→ Stated problem
Your copy of the material below should match it exactly, except that it holds no pictures.

===== Records for processing

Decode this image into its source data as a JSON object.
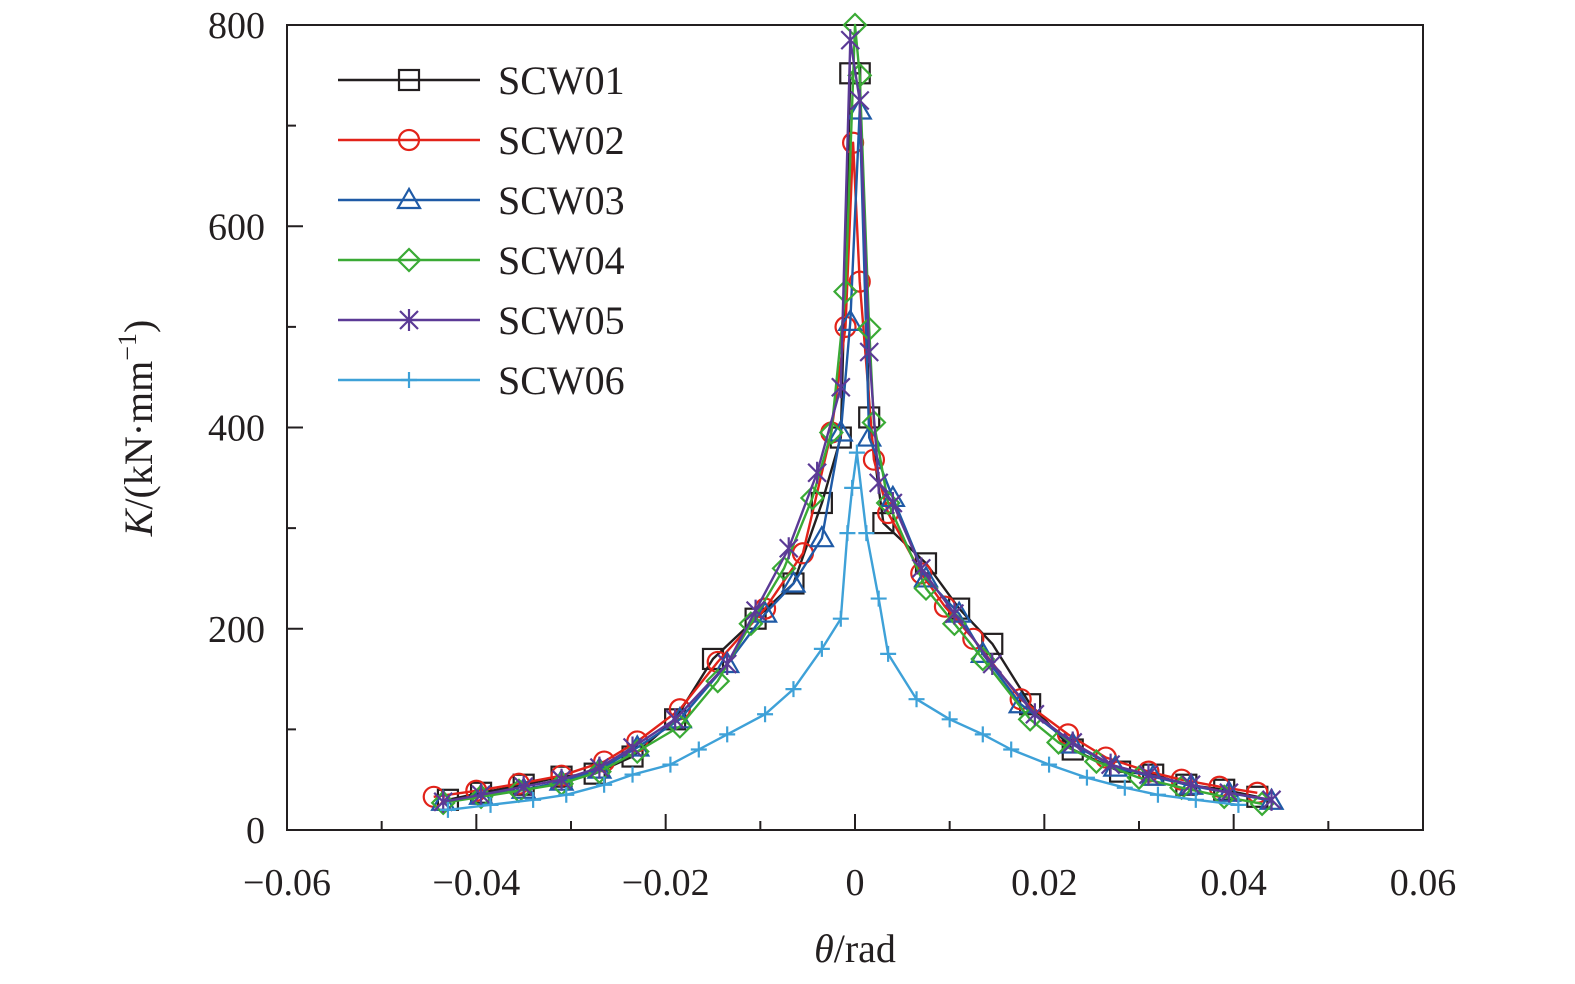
{
  "chart_data": {
    "type": "line",
    "xlabel": {
      "var": "θ",
      "unit": "/rad"
    },
    "ylabel": {
      "var": "K",
      "unit": "/(kN·mm",
      "sup": "−1",
      "close": ")"
    },
    "xlim": [
      -0.06,
      0.06
    ],
    "ylim": [
      0,
      800
    ],
    "xticks": [
      -0.06,
      -0.04,
      -0.02,
      0,
      0.02,
      0.04,
      0.06
    ],
    "xtick_labels": [
      "−0.06",
      "−0.04",
      "−0.02",
      "0",
      "0.02",
      "0.04",
      "0.06"
    ],
    "yticks": [
      0,
      200,
      400,
      600,
      800
    ],
    "ytick_labels": [
      "0",
      "200",
      "400",
      "600",
      "800"
    ],
    "grid": false,
    "legend_position": "top-left",
    "series": [
      {
        "name": "SCW01",
        "color": "#231f20",
        "marker": "square",
        "x": [
          -0.043,
          -0.0395,
          -0.035,
          -0.031,
          -0.0275,
          -0.0235,
          -0.019,
          -0.015,
          -0.0105,
          -0.0065,
          -0.0035,
          -0.0015,
          -0.0005,
          0.0005,
          0.0015,
          0.003,
          0.0075,
          0.011,
          0.0145,
          0.0185,
          0.023,
          0.028,
          0.0315,
          0.035,
          0.039,
          0.0425
        ],
        "y": [
          30,
          37,
          45,
          53,
          56,
          73,
          110,
          170,
          210,
          245,
          325,
          390,
          752,
          752,
          410,
          305,
          265,
          220,
          185,
          125,
          80,
          58,
          55,
          45,
          40,
          33
        ]
      },
      {
        "name": "SCW02",
        "color": "#e2231a",
        "marker": "circle",
        "x": [
          -0.0445,
          -0.04,
          -0.0355,
          -0.031,
          -0.0265,
          -0.023,
          -0.0185,
          -0.0145,
          -0.0095,
          -0.0055,
          -0.0025,
          -0.001,
          -0.0002,
          0.0005,
          0.002,
          0.0035,
          0.007,
          0.0095,
          0.0125,
          0.0175,
          0.0225,
          0.0265,
          0.031,
          0.0345,
          0.0385,
          0.0425
        ],
        "y": [
          33,
          39,
          46,
          54,
          68,
          88,
          120,
          167,
          220,
          275,
          395,
          500,
          683,
          545,
          368,
          315,
          255,
          222,
          190,
          130,
          95,
          72,
          58,
          50,
          43,
          37
        ]
      },
      {
        "name": "SCW03",
        "color": "#1f5aa6",
        "marker": "triangle",
        "x": [
          -0.0435,
          -0.0395,
          -0.035,
          -0.031,
          -0.027,
          -0.023,
          -0.0185,
          -0.0135,
          -0.0095,
          -0.0065,
          -0.0035,
          -0.0015,
          -0.0005,
          0.0005,
          0.0015,
          0.004,
          0.0075,
          0.011,
          0.0135,
          0.0175,
          0.023,
          0.0275,
          0.0315,
          0.0355,
          0.0395,
          0.044
        ],
        "y": [
          28,
          34,
          40,
          48,
          60,
          82,
          110,
          165,
          215,
          245,
          290,
          395,
          505,
          715,
          390,
          330,
          250,
          215,
          175,
          125,
          85,
          62,
          53,
          44,
          37,
          29
        ]
      },
      {
        "name": "SCW04",
        "color": "#3aaa35",
        "marker": "diamond",
        "x": [
          -0.0435,
          -0.0395,
          -0.0355,
          -0.031,
          -0.027,
          -0.023,
          -0.0185,
          -0.0145,
          -0.011,
          -0.0075,
          -0.0045,
          -0.0025,
          -0.001,
          0.0,
          0.0005,
          0.0015,
          0.002,
          0.0035,
          0.0075,
          0.0105,
          0.0135,
          0.0185,
          0.0215,
          0.0255,
          0.03,
          0.0345,
          0.039,
          0.043
        ],
        "y": [
          27,
          33,
          39,
          46,
          58,
          78,
          103,
          148,
          205,
          260,
          330,
          395,
          535,
          800,
          750,
          498,
          405,
          325,
          240,
          205,
          170,
          110,
          87,
          68,
          52,
          42,
          33,
          26
        ]
      },
      {
        "name": "SCW05",
        "color": "#5b3a96",
        "marker": "star",
        "x": [
          -0.0435,
          -0.0395,
          -0.035,
          -0.031,
          -0.027,
          -0.0235,
          -0.019,
          -0.0135,
          -0.0105,
          -0.007,
          -0.004,
          -0.0015,
          -0.0005,
          0.0005,
          0.0015,
          0.0025,
          0.004,
          0.007,
          0.0105,
          0.0145,
          0.019,
          0.023,
          0.027,
          0.031,
          0.0355,
          0.0395,
          0.044
        ],
        "y": [
          28,
          35,
          43,
          50,
          62,
          82,
          110,
          165,
          218,
          280,
          355,
          440,
          785,
          725,
          475,
          345,
          325,
          260,
          215,
          165,
          115,
          87,
          65,
          55,
          45,
          37,
          30
        ]
      },
      {
        "name": "SCW06",
        "color": "#3ea1d8",
        "marker": "plus",
        "x": [
          -0.043,
          -0.0385,
          -0.034,
          -0.0305,
          -0.0265,
          -0.0235,
          -0.0195,
          -0.0165,
          -0.0135,
          -0.0095,
          -0.0065,
          -0.0035,
          -0.0015,
          -0.0008,
          -0.0003,
          0.0002,
          0.0012,
          0.0025,
          0.0035,
          0.0065,
          0.01,
          0.0135,
          0.0165,
          0.0205,
          0.0245,
          0.0285,
          0.032,
          0.036,
          0.0405
        ],
        "y": [
          20,
          25,
          30,
          35,
          45,
          55,
          65,
          80,
          95,
          115,
          140,
          180,
          210,
          295,
          340,
          375,
          295,
          230,
          175,
          130,
          110,
          95,
          80,
          65,
          52,
          42,
          35,
          30,
          25
        ]
      }
    ]
  }
}
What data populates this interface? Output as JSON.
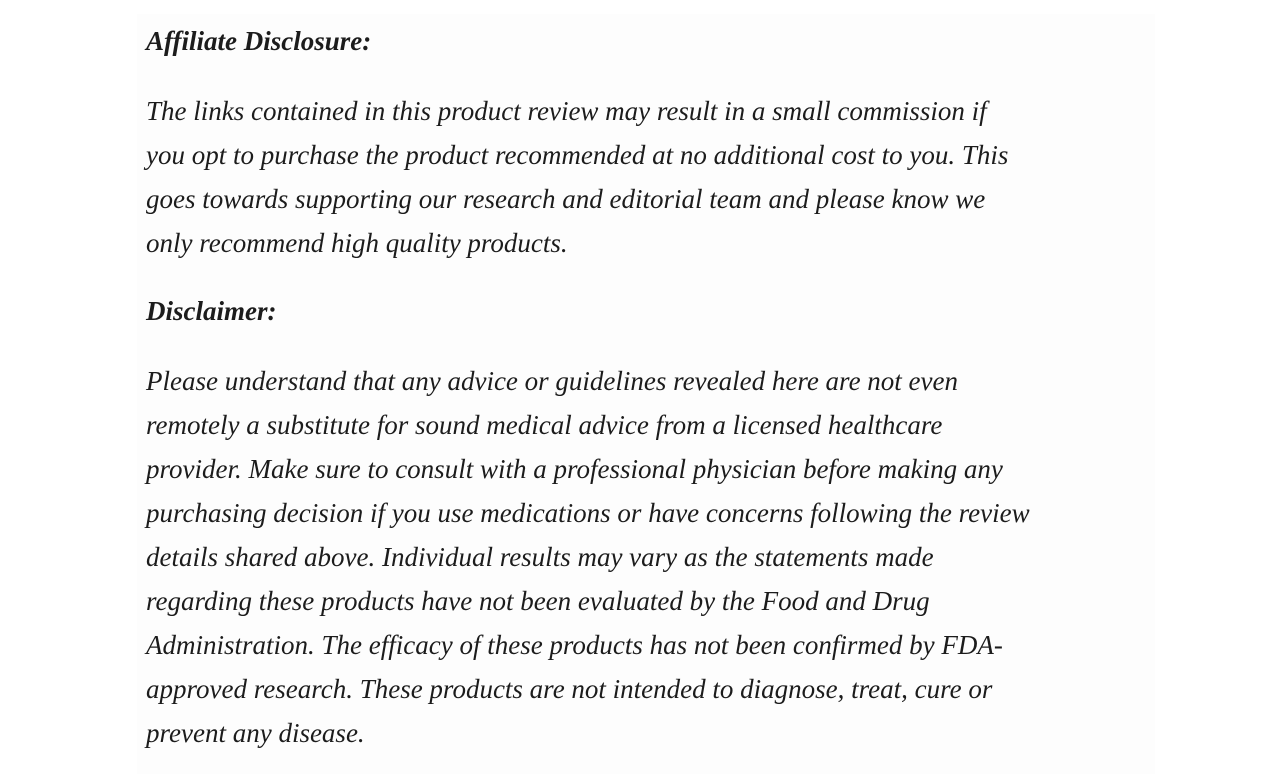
{
  "affiliate": {
    "heading": "Affiliate Disclosure:",
    "lines": [
      "The links contained in this product review may result in a small commission if",
      "you opt to purchase the product recommended at no additional cost to you. This",
      "goes towards supporting our research and editorial team and please know we",
      "only recommend high quality products."
    ]
  },
  "disclaimer": {
    "heading": "Disclaimer:",
    "lines": [
      "Please understand that any advice or guidelines revealed here are not even",
      "remotely a substitute for sound medical advice from a licensed healthcare",
      "provider. Make sure to consult with a professional physician before making any",
      "purchasing decision if you use medications or have concerns following the review",
      "details shared above. Individual results may vary as the statements made",
      "regarding these products have not been evaluated by the Food and Drug",
      "Administration. The efficacy of these products has not been confirmed by FDA-",
      "approved research. These products are not intended to diagnose, treat, cure or",
      "prevent any disease."
    ]
  }
}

==========

→ The completed task
Decode this image into its source data as a JSON object.
{
  "chart_data": {
    "type": "line",
    "xlabel": {
      "var": "θ",
      "unit": "/rad"
    },
    "ylabel": {
      "var": "K",
      "unit": "/(kN·mm",
      "sup": "−1",
      "close": ")"
    },
    "xlim": [
      -0.06,
      0.06
    ],
    "ylim": [
      0,
      800
    ],
    "xticks": [
      -0.06,
      -0.04,
      -0.02,
      0,
      0.02,
      0.04,
      0.06
    ],
    "xtick_labels": [
      "−0.06",
      "−0.04",
      "−0.02",
      "0",
      "0.02",
      "0.04",
      "0.06"
    ],
    "yticks": [
      0,
      200,
      400,
      600,
      800
    ],
    "ytick_labels": [
      "0",
      "200",
      "400",
      "600",
      "800"
    ],
    "grid": false,
    "legend_position": "top-left",
    "series": [
      {
        "name": "SCW01",
        "color": "#231f20",
        "marker": "square",
        "x": [
          -0.043,
          -0.0395,
          -0.035,
          -0.031,
          -0.0275,
          -0.0235,
          -0.019,
          -0.015,
          -0.0105,
          -0.0065,
          -0.0035,
          -0.0015,
          -0.0005,
          0.0005,
          0.0015,
          0.003,
          0.0075,
          0.011,
          0.0145,
          0.0185,
          0.023,
          0.028,
          0.0315,
          0.035,
          0.039,
          0.0425
        ],
        "y": [
          30,
          37,
          45,
          53,
          56,
          73,
          110,
          170,
          210,
          245,
          325,
          390,
          752,
          752,
          410,
          305,
          265,
          220,
          185,
          125,
          80,
          58,
          55,
          45,
          40,
          33
        ]
      },
      {
        "name": "SCW02",
        "color": "#e2231a",
        "marker": "circle",
        "x": [
          -0.0445,
          -0.04,
          -0.0355,
          -0.031,
          -0.0265,
          -0.023,
          -0.0185,
          -0.0145,
          -0.0095,
          -0.0055,
          -0.0025,
          -0.001,
          -0.0002,
          0.0005,
          0.002,
          0.0035,
          0.007,
          0.0095,
          0.0125,
          0.0175,
          0.0225,
          0.0265,
          0.031,
          0.0345,
          0.0385,
          0.0425
        ],
        "y": [
          33,
          39,
          46,
          54,
          68,
          88,
          120,
          167,
          220,
          275,
          395,
          500,
          683,
          545,
          368,
          315,
          255,
          222,
          190,
          130,
          95,
          72,
          58,
          50,
          43,
          37
        ]
      },
      {
        "name": "SCW03",
        "color": "#1f5aa6",
        "marker": "triangle",
        "x": [
          -0.0435,
          -0.0395,
          -0.035,
          -0.031,
          -0.027,
          -0.023,
          -0.0185,
          -0.0135,
          -0.0095,
          -0.0065,
          -0.0035,
          -0.0015,
          -0.0005,
          0.0005,
          0.0015,
          0.004,
          0.0075,
          0.011,
          0.0135,
          0.0175,
          0.023,
          0.0275,
          0.0315,
          0.0355,
          0.0395,
          0.044
        ],
        "y": [
          28,
          34,
          40,
          48,
          60,
          82,
          110,
          165,
          215,
          245,
          290,
          395,
          505,
          715,
          390,
          330,
          250,
          215,
          175,
          125,
          85,
          62,
          53,
          44,
          37,
          29
        ]
      },
      {
        "name": "SCW04",
        "color": "#3aaa35",
        "marker": "diamond",
        "x": [
          -0.0435,
          -0.0395,
          -0.0355,
          -0.031,
          -0.027,
          -0.023,
          -0.0185,
          -0.0145,
          -0.011,
          -0.0075,
          -0.0045,
          -0.0025,
          -0.001,
          0.0,
          0.0005,
          0.0015,
          0.002,
          0.0035,
          0.0075,
          0.0105,
          0.0135,
          0.0185,
          0.0215,
          0.0255,
          0.03,
          0.0345,
          0.039,
          0.043
        ],
        "y": [
          27,
          33,
          39,
          46,
          58,
          78,
          103,
          148,
          205,
          260,
          330,
          395,
          535,
          800,
          750,
          498,
          405,
          325,
          240,
          205,
          170,
          110,
          87,
          68,
          52,
          42,
          33,
          26
        ]
      },
      {
        "name": "SCW05",
        "color": "#5b3a96",
        "marker": "star",
        "x": [
          -0.0435,
          -0.0395,
          -0.035,
          -0.031,
          -0.027,
          -0.0235,
          -0.019,
          -0.0135,
          -0.0105,
          -0.007,
          -0.004,
          -0.0015,
          -0.0005,
          0.0005,
          0.0015,
          0.0025,
          0.004,
          0.007,
          0.0105,
          0.0145,
          0.019,
          0.023,
          0.027,
          0.031,
          0.0355,
          0.0395,
          0.044
        ],
        "y": [
          28,
          35,
          43,
          50,
          62,
          82,
          110,
          165,
          218,
          280,
          355,
          440,
          785,
          725,
          475,
          345,
          325,
          260,
          215,
          165,
          115,
          87,
          65,
          55,
          45,
          37,
          30
        ]
      },
      {
        "name": "SCW06",
        "color": "#3ea1d8",
        "marker": "plus",
        "x": [
          -0.043,
          -0.0385,
          -0.034,
          -0.0305,
          -0.0265,
          -0.0235,
          -0.0195,
          -0.0165,
          -0.0135,
          -0.0095,
          -0.0065,
          -0.0035,
          -0.0015,
          -0.0008,
          -0.0003,
          0.0002,
          0.0012,
          0.0025,
          0.0035,
          0.0065,
          0.01,
          0.0135,
          0.0165,
          0.0205,
          0.0245,
          0.0285,
          0.032,
          0.036,
          0.0405
        ],
        "y": [
          20,
          25,
          30,
          35,
          45,
          55,
          65,
          80,
          95,
          115,
          140,
          180,
          210,
          295,
          340,
          375,
          295,
          230,
          175,
          130,
          110,
          95,
          80,
          65,
          52,
          42,
          35,
          30,
          25
        ]
      }
    ]
  }
}
What data populates this interface? Output as JSON.
{
  "affiliate": {
    "heading": "Affiliate Disclosure:",
    "lines": [
      "The links contained in this product review may result in a small commission if",
      "you opt to purchase the product recommended at no additional cost to you. This",
      "goes towards supporting our research and editorial team and please know we",
      "only recommend high quality products."
    ]
  },
  "disclaimer": {
    "heading": "Disclaimer:",
    "lines": [
      "Please understand that any advice or guidelines revealed here are not even",
      "remotely a substitute for sound medical advice from a licensed healthcare",
      "provider. Make sure to consult with a professional physician before making any",
      "purchasing decision if you use medications or have concerns following the review",
      "details shared above. Individual results may vary as the statements made",
      "regarding these products have not been evaluated by the Food and Drug",
      "Administration. The efficacy of these products has not been confirmed by FDA-",
      "approved research. These products are not intended to diagnose, treat, cure or",
      "prevent any disease."
    ]
  }
}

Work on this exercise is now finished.